Stored entries:
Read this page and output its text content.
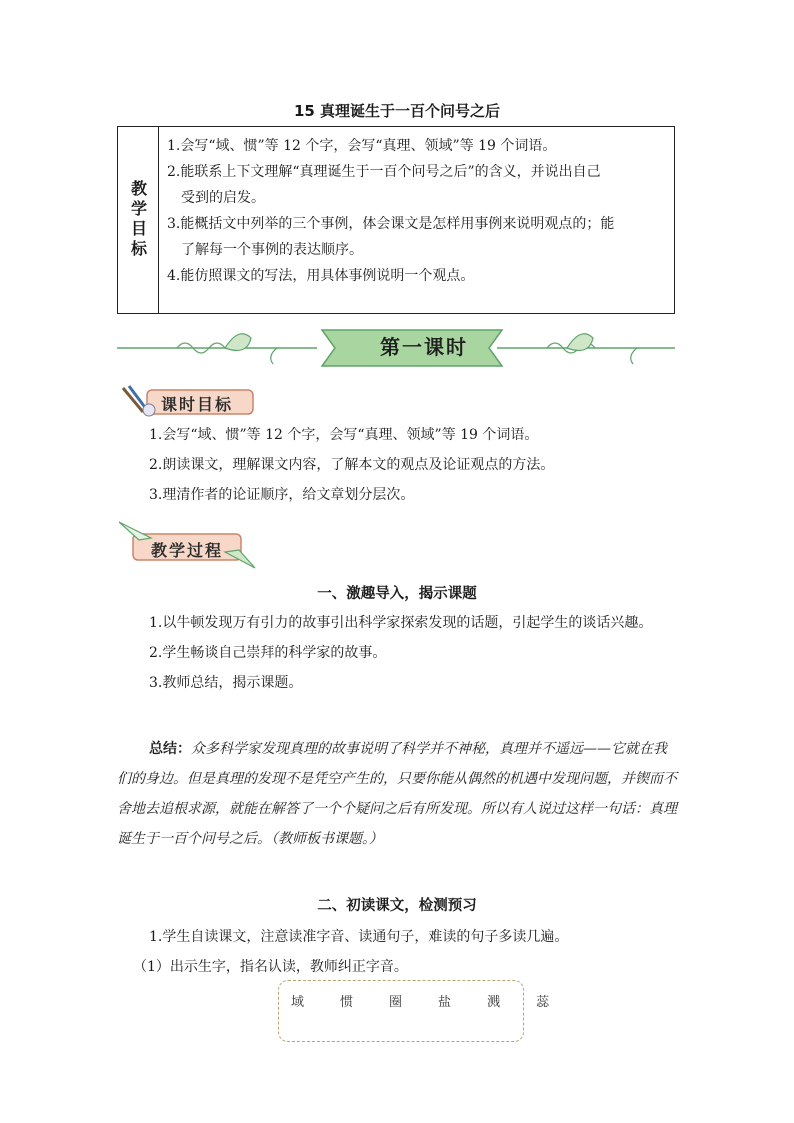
15 真理诞生于一百个问号之后
教学目标
1.会写“域、惯”等 12 个字，会写“真理、领域”等 19 个词语。
2.能联系上下文理解“真理诞生于一百个问号之后”的含义，并说出自己
受到的启发。
3.能概括文中列举的三个事例，体会课文是怎样用事例来说明观点的；能
了解每一个事例的表达顺序。
4.能仿照课文的写法，用具体事例说明一个观点。
第一课时
课时目标
1.会写“域、惯”等 12 个字，会写“真理、领域”等 19 个词语。
2.朗读课文，理解课文内容，了解本文的观点及论证观点的方法。
3.理清作者的论证顺序，给文章划分层次。
教学过程
一、激趣导入，揭示课题
1.以牛顿发现万有引力的故事引出科学家探索发现的话题，引起学生的谈话兴趣。
2.学生畅谈自己崇拜的科学家的故事。
3.教师总结，揭示课题。
总结：众多科学家发现真理的故事说明了科学并不神秘，真理并不遥远——它就在我们的身边。但是真理的发现不是凭空产生的，只要你能从偶然的机遇中发现问题，并锲而不舍地去追根求源，就能在解答了一个个疑问之后有所发现。所以有人说过这样一句话：真理诞生于一百个问号之后。（教师板书课题。）
二、初读课文，检测预习
1.学生自读课文，注意读准字音、读通句子，难读的句子多读几遍。
（1）出示生字，指名认读，教师纠正字音。
域	惯	圈	盐	溅	蕊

## GOAL
Keep only those lines of the records that hold "真理诞生于一百个问号之后", and return them.

## FINAL RESULT
15 真理诞生于一百个问号之后
2.能联系上下文理解“真理诞生于一百个问号之后”的含义，并说出自己
总结：众多科学家发现真理的故事说明了科学并不神秘，真理并不遥远——它就在我们的身边。但是真理的发现不是凭空产生的，只要你能从偶然的机遇中发现问题，并锲而不舍地去追根求源，就能在解答了一个个疑问之后有所发现。所以有人说过这样一句话：真理诞生于一百个问号之后。（教师板书课题。）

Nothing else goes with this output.